# GIVEN DATA:
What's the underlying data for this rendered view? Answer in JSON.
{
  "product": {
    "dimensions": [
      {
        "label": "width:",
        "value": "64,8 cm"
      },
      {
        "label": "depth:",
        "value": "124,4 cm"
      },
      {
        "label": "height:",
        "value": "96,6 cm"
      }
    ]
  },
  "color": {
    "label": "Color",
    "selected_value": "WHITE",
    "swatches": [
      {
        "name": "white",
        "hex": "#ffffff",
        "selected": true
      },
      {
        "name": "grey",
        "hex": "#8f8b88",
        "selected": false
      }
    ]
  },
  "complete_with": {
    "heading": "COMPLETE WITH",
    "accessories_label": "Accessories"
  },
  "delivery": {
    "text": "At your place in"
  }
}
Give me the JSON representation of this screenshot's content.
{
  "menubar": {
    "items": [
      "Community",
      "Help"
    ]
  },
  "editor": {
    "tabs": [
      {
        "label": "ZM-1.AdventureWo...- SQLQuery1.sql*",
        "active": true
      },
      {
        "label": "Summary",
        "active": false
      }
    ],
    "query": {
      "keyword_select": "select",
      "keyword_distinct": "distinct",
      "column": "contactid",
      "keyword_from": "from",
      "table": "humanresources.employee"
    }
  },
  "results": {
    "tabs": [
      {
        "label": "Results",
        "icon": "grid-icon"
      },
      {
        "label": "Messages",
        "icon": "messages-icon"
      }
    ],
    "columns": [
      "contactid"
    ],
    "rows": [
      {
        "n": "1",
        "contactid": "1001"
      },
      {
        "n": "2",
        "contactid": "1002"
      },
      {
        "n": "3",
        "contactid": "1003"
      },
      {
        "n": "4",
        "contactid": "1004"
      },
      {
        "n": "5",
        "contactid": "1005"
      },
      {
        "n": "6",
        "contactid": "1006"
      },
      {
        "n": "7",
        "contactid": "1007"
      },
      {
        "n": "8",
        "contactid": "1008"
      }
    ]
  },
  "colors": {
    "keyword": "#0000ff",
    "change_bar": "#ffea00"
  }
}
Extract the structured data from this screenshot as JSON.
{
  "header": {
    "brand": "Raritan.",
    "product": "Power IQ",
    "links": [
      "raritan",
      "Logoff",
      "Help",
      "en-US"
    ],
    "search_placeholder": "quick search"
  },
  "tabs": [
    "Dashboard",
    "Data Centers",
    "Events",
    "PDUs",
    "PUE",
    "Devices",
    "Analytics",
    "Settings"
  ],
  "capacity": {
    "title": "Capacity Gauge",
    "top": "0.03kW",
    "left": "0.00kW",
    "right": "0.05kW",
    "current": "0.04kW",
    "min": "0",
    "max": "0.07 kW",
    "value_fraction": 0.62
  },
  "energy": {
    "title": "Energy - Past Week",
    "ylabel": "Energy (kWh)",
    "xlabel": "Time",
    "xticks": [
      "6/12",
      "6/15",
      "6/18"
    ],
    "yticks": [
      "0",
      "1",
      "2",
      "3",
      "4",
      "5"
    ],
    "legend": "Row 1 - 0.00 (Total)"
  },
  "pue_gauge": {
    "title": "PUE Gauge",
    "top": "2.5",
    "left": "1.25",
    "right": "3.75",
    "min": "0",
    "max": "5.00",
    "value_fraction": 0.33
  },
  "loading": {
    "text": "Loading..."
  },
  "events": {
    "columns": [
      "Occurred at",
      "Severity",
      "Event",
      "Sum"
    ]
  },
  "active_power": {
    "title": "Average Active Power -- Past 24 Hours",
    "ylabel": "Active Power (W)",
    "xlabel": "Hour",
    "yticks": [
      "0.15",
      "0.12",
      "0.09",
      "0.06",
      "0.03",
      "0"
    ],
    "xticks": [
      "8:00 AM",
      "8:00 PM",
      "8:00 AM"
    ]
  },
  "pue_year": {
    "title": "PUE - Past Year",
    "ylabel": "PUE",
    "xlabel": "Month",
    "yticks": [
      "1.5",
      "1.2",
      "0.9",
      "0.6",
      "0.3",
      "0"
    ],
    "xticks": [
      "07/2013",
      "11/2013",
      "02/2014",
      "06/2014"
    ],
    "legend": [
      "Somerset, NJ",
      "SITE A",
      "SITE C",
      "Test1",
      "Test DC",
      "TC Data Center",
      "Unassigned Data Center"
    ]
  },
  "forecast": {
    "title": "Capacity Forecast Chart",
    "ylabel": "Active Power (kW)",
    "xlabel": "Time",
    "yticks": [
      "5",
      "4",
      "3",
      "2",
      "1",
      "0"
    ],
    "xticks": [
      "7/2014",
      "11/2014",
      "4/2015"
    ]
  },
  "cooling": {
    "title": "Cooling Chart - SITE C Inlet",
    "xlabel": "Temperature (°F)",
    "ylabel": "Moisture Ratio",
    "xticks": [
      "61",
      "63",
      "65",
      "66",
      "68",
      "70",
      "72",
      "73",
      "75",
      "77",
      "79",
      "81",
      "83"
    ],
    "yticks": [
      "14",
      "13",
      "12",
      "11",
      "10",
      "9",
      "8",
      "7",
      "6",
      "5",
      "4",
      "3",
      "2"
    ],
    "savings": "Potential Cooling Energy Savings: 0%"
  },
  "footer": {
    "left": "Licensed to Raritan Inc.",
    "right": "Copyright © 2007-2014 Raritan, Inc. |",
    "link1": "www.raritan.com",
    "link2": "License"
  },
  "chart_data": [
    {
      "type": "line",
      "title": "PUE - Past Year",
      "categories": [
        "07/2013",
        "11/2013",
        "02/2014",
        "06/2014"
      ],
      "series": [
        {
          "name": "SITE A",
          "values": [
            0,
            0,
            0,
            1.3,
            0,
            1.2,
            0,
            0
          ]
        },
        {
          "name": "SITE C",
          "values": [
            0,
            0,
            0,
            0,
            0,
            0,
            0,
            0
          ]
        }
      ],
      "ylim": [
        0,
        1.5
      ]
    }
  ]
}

# STATED GOAL:
Look through the data and gather every line with the string "from" in it.

# WRITTEN SOLUTION:
      "keyword_from": "from",
Extract the structured data from this screenshot as JSON.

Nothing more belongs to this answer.